### [EXERCISE]
Find every line in the records below that contains the word "JSON", and copy each such line.

▬▬▬▬▬▬

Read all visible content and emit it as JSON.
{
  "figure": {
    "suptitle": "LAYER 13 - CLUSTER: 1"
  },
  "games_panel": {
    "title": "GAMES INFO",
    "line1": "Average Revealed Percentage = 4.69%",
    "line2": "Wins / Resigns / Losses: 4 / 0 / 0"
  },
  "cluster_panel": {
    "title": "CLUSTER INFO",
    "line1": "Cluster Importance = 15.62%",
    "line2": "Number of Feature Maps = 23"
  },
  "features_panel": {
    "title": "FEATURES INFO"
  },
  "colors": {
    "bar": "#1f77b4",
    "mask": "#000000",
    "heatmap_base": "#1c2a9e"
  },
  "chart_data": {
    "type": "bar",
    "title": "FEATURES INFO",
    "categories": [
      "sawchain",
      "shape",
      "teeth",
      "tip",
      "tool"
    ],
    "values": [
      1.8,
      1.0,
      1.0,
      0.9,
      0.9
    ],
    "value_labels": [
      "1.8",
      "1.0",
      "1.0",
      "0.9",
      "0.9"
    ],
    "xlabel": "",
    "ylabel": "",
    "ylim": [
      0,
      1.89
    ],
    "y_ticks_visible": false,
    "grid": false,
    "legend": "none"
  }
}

▬▬▬▬▬▬

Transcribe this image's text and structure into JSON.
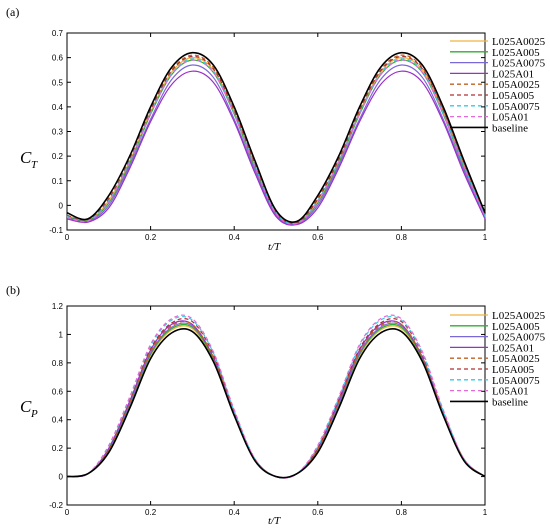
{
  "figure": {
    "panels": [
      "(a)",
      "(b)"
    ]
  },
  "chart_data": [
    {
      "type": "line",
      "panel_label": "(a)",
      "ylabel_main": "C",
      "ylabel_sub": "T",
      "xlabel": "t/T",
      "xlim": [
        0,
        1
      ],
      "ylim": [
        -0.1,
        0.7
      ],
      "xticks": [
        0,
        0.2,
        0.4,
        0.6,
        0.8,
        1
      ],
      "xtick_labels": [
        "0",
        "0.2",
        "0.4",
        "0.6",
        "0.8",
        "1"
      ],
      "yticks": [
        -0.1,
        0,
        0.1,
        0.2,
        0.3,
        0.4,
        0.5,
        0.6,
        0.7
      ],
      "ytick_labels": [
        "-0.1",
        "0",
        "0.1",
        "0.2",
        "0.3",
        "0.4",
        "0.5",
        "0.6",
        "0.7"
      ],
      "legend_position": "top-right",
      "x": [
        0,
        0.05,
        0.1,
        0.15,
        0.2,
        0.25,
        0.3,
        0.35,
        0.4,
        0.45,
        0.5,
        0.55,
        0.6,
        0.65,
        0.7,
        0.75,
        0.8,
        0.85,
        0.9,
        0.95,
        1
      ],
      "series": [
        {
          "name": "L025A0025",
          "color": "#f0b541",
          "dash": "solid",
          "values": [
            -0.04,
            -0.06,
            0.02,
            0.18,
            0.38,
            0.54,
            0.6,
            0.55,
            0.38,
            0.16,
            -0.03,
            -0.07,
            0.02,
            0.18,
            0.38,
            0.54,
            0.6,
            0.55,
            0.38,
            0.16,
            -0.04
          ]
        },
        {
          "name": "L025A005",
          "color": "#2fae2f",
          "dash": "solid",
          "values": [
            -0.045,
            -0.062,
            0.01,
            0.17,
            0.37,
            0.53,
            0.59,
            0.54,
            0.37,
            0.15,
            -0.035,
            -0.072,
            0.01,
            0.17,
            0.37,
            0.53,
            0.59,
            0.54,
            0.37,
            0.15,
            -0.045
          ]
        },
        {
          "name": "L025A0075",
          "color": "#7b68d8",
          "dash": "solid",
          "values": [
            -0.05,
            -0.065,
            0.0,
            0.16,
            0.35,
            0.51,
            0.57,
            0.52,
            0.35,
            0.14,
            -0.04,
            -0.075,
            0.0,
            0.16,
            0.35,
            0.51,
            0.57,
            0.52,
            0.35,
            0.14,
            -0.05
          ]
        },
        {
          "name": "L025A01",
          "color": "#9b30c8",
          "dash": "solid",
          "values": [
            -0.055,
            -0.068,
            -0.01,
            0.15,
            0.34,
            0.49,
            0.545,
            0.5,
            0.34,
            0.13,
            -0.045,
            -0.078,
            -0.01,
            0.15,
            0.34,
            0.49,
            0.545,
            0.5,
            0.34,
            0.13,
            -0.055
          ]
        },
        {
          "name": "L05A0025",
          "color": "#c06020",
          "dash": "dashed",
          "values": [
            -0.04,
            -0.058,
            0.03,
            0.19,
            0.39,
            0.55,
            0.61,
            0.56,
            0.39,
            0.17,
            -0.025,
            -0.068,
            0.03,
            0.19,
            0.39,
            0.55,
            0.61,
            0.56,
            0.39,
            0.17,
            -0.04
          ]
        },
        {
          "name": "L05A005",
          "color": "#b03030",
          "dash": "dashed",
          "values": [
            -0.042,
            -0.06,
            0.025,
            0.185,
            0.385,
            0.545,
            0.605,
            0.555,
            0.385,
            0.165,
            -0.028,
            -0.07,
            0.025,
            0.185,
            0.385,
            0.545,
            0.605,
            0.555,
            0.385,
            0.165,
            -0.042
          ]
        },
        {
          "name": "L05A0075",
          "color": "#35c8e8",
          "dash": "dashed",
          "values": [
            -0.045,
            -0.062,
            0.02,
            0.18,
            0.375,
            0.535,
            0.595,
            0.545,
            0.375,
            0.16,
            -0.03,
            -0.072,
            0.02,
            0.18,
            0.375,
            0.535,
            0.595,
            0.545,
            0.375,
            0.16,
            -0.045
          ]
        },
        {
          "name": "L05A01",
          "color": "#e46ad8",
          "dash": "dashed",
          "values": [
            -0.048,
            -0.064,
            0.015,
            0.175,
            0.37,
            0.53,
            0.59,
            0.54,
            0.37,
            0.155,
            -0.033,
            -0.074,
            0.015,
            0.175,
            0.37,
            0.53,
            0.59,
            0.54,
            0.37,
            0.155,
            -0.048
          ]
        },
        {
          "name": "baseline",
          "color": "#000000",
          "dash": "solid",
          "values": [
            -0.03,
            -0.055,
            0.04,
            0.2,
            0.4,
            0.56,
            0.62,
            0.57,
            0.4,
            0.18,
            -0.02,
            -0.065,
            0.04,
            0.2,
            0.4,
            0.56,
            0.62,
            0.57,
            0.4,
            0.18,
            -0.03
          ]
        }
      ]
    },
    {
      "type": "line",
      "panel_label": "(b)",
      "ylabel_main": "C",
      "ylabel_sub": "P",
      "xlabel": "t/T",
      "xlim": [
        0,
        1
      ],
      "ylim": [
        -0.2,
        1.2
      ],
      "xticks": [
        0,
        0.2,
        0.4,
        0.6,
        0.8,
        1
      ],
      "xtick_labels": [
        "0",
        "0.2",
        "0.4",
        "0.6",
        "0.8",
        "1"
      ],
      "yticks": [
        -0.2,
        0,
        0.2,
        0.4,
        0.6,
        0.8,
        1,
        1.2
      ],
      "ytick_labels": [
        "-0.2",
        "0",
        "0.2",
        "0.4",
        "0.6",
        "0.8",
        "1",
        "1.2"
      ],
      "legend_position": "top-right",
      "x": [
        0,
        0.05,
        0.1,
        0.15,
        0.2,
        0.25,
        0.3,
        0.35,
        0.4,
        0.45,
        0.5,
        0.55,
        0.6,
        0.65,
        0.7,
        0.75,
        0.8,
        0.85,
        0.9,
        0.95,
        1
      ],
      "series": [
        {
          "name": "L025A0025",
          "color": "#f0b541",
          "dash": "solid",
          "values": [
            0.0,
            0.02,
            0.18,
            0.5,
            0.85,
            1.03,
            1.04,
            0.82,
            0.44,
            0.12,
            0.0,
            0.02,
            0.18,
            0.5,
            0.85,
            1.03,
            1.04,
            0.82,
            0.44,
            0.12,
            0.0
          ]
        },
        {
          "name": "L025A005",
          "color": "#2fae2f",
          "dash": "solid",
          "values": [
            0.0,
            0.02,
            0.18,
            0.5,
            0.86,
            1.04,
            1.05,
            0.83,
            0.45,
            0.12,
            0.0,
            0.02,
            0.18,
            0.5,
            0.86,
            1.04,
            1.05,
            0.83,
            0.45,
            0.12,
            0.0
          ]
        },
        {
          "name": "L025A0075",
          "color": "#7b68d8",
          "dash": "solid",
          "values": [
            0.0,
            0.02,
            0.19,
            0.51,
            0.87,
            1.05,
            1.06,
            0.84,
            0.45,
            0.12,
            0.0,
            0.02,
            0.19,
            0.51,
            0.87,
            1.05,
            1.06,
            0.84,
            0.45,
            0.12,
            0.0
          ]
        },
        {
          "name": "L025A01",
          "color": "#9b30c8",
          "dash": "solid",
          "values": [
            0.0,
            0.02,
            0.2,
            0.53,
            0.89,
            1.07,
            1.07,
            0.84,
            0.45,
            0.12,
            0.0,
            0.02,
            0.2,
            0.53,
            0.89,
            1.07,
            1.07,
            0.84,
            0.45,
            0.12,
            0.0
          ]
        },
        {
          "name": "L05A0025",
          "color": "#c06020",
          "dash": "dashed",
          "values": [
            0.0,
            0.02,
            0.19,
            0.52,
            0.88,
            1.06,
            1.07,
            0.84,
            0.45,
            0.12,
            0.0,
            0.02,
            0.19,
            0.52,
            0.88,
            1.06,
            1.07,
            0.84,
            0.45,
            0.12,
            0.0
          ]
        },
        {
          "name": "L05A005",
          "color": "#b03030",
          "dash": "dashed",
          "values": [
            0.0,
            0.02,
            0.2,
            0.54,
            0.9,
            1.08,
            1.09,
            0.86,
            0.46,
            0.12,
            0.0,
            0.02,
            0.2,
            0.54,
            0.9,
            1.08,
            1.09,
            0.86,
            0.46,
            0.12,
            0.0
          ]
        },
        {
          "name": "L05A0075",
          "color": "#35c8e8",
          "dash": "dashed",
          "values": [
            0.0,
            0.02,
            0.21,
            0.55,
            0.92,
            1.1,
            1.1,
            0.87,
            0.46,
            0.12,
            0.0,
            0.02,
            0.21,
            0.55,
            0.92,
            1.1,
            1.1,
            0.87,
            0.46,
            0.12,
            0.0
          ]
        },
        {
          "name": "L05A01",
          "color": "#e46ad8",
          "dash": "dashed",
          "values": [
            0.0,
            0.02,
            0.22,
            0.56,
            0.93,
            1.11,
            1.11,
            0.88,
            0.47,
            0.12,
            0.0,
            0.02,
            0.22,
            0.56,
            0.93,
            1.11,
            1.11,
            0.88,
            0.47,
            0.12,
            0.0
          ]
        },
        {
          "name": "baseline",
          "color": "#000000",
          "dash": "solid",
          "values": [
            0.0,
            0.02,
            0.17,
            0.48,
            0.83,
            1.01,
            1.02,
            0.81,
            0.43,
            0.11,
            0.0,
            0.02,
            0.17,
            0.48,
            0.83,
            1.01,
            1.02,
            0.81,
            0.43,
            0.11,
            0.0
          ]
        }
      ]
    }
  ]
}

▬▬▬▬▬▬

### [PROBLEM SOLUTION]
Read all visible content and emit it as JSON.
Transcribe this image's text and structure into JSON.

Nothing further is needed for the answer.